**Work to complete**
Pick out all lines with the word "horsepower" from the records that follow.

**Supplied entries**
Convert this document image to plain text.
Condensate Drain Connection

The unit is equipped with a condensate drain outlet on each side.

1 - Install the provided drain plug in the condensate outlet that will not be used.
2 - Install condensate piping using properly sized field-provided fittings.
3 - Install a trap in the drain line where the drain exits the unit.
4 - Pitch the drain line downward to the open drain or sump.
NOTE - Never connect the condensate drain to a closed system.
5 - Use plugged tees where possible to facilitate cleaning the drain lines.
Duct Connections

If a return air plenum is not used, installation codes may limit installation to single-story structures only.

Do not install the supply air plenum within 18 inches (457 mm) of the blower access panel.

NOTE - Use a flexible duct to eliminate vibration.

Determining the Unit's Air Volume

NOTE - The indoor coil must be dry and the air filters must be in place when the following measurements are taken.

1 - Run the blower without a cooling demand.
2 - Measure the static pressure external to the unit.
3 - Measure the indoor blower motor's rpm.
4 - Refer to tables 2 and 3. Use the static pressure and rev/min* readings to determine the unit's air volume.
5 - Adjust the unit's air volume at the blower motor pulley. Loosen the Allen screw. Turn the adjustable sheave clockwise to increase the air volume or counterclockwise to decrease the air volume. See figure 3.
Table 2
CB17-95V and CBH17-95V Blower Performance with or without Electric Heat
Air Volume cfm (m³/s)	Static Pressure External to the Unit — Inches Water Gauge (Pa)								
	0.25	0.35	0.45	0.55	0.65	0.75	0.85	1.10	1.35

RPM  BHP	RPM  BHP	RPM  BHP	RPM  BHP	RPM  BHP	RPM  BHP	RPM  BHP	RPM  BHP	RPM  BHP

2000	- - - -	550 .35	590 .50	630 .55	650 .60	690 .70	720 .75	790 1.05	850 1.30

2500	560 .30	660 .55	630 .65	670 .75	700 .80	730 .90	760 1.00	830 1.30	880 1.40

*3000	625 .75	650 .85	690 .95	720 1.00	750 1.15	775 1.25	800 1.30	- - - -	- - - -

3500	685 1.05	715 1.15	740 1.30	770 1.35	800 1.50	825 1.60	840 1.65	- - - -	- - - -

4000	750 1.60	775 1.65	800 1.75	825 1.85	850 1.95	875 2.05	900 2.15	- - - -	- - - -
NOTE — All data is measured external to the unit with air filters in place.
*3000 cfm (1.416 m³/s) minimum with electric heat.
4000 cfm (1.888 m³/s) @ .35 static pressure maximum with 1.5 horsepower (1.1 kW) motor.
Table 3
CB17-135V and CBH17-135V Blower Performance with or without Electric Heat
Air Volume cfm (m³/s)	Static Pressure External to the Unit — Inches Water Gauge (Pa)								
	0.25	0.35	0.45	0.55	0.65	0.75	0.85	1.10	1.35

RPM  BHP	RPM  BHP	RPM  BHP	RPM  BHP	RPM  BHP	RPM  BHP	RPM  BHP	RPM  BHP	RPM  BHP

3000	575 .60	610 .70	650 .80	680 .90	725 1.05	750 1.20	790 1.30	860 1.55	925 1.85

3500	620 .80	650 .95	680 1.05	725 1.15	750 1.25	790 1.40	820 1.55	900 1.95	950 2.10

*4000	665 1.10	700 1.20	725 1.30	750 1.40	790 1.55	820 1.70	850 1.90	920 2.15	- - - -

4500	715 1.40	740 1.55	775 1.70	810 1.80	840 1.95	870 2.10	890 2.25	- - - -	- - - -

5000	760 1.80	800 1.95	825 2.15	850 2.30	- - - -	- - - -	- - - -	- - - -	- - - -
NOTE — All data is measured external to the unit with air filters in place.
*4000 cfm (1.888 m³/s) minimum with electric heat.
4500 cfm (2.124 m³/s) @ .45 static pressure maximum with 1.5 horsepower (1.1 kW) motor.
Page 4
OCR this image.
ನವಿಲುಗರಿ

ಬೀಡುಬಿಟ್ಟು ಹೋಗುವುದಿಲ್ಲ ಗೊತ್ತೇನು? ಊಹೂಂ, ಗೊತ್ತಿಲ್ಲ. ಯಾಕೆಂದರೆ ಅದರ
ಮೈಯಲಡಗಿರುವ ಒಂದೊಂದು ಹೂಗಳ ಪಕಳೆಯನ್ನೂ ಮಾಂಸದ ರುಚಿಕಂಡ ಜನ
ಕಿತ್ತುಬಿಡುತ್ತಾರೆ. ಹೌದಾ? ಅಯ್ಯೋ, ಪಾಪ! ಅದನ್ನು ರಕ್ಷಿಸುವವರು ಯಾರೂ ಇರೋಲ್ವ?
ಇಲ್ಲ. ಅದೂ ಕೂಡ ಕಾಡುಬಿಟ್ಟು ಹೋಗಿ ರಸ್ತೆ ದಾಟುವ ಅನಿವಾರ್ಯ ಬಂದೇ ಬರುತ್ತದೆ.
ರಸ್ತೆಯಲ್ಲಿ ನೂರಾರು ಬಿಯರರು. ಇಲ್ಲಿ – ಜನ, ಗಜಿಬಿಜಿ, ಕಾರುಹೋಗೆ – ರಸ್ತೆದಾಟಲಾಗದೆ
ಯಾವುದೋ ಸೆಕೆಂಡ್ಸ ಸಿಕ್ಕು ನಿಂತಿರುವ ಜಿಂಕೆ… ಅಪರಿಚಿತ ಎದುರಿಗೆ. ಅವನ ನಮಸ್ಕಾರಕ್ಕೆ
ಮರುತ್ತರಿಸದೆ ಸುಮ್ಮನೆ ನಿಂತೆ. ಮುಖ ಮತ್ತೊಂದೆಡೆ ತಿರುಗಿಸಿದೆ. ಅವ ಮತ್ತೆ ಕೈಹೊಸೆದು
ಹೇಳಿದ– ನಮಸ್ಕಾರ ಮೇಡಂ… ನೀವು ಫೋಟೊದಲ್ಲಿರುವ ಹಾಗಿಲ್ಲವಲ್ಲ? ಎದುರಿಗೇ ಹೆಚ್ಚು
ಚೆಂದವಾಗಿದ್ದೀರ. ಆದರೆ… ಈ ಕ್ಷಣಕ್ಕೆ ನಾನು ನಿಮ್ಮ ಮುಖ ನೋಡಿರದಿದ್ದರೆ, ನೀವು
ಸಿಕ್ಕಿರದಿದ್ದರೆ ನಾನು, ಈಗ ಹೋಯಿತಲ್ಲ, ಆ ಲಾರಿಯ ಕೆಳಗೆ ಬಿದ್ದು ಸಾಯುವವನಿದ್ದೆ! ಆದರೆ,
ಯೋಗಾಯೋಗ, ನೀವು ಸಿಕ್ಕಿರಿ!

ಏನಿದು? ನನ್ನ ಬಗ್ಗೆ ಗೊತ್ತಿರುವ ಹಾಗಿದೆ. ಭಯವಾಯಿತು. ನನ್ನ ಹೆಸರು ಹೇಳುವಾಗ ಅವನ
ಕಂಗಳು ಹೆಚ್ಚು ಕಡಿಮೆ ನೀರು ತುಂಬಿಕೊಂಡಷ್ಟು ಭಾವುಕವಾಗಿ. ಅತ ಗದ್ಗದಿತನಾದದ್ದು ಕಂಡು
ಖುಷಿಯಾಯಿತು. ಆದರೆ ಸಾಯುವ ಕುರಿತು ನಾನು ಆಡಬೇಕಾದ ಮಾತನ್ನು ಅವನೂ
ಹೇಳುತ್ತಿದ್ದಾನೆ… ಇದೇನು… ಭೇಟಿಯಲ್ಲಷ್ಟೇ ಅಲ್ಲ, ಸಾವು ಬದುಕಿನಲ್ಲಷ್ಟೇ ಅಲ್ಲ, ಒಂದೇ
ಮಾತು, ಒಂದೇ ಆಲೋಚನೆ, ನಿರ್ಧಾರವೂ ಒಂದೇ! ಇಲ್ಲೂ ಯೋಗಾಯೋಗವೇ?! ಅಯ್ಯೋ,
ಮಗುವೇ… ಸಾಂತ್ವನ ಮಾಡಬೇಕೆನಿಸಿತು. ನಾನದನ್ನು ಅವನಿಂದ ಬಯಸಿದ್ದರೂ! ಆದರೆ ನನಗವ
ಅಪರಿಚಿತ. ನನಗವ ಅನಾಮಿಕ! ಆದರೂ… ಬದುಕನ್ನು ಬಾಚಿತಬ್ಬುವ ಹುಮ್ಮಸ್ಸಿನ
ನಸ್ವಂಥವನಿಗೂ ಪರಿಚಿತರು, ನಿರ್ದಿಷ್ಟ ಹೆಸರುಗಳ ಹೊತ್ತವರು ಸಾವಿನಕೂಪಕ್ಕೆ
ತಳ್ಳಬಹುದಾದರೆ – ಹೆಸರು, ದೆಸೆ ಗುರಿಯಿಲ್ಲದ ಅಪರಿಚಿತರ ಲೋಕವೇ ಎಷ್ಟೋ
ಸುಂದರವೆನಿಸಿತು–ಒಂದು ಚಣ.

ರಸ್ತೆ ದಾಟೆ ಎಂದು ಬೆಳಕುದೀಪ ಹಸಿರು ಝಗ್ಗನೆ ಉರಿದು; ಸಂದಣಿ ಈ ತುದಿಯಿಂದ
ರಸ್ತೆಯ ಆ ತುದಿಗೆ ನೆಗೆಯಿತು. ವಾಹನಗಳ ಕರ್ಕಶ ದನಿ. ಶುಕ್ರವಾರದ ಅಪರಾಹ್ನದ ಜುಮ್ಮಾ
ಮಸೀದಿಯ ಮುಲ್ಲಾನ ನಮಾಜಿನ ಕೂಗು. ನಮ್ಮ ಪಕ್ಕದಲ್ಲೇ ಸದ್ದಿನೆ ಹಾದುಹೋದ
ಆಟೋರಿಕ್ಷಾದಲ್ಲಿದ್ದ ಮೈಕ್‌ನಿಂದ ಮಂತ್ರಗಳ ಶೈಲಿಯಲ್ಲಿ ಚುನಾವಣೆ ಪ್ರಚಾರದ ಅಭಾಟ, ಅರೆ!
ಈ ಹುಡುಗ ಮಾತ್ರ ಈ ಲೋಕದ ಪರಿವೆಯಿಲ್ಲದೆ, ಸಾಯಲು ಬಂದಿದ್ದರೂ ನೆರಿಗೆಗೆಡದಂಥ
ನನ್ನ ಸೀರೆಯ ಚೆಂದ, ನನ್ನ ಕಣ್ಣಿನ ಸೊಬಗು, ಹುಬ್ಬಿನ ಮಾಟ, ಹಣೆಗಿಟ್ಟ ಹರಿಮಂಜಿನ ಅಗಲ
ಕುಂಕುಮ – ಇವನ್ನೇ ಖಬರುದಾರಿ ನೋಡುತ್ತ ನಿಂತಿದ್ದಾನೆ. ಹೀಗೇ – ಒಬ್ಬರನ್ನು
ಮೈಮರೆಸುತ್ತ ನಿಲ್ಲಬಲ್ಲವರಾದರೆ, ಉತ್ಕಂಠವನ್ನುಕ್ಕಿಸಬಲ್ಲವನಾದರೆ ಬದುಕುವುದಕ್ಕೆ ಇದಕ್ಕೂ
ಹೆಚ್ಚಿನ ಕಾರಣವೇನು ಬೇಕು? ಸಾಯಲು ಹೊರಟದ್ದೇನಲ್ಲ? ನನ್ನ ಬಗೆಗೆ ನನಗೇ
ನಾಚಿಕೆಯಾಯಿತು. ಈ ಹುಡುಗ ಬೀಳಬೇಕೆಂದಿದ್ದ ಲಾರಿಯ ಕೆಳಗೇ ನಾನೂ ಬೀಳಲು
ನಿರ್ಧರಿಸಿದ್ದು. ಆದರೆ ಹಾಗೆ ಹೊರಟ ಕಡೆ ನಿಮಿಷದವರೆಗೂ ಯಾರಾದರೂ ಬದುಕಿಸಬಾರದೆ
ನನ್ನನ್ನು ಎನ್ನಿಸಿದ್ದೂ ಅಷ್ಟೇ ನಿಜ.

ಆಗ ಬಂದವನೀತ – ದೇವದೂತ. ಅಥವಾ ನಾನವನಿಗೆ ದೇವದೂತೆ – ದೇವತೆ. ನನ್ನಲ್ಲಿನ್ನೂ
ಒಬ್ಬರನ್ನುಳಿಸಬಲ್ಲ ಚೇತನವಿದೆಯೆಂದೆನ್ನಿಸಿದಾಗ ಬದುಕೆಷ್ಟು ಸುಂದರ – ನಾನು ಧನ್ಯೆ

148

**Answer to the problem**
4000 cfm (1.888 m³/s) @ .35 static pressure maximum with 1.5 horsepower (1.1 kW) motor.
4500 cfm (2.124 m³/s) @ .45 static pressure maximum with 1.5 horsepower (1.1 kW) motor.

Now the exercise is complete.